>> start

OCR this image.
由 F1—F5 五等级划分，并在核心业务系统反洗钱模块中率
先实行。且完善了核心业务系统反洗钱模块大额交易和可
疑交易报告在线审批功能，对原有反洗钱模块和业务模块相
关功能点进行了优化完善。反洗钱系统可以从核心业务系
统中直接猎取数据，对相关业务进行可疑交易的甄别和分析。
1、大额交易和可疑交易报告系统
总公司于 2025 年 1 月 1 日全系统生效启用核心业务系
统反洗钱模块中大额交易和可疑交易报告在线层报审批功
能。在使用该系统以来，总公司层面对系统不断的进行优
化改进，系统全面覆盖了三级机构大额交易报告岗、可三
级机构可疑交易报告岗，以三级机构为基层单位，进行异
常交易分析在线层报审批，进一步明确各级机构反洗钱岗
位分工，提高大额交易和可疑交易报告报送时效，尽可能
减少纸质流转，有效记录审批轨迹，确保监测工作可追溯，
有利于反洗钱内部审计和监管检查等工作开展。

>> end

### Stated problem
Pull out each record as written and restate it exactly.

### Exercise answer
OCR this image.
由 F1—F5 五等级划分，并在核心业务系统反洗钱模块中率
先实行。且完善了核心业务系统反洗钱模块大额交易和可
疑交易报告在线审批功能，对原有反洗钱模块和业务模块相
关功能点进行了优化完善。反洗钱系统可以从核心业务系
统中直接猎取数据，对相关业务进行可疑交易的甄别和分析。
1、大额交易和可疑交易报告系统
总公司于 2025 年 1 月 1 日全系统生效启用核心业务系
统反洗钱模块中大额交易和可疑交易报告在线层报审批功
能。在使用该系统以来，总公司层面对系统不断的进行优
化改进，系统全面覆盖了三级机构大额交易报告岗、可三
级机构可疑交易报告岗，以三级机构为基层单位，进行异
常交易分析在线层报审批，进一步明确各级机构反洗钱岗
位分工，提高大额交易和可疑交易报告报送时效，尽可能
减少纸质流转，有效记录审批轨迹，确保监测工作可追溯，
有利于反洗钱内部审计和监管检查等工作开展。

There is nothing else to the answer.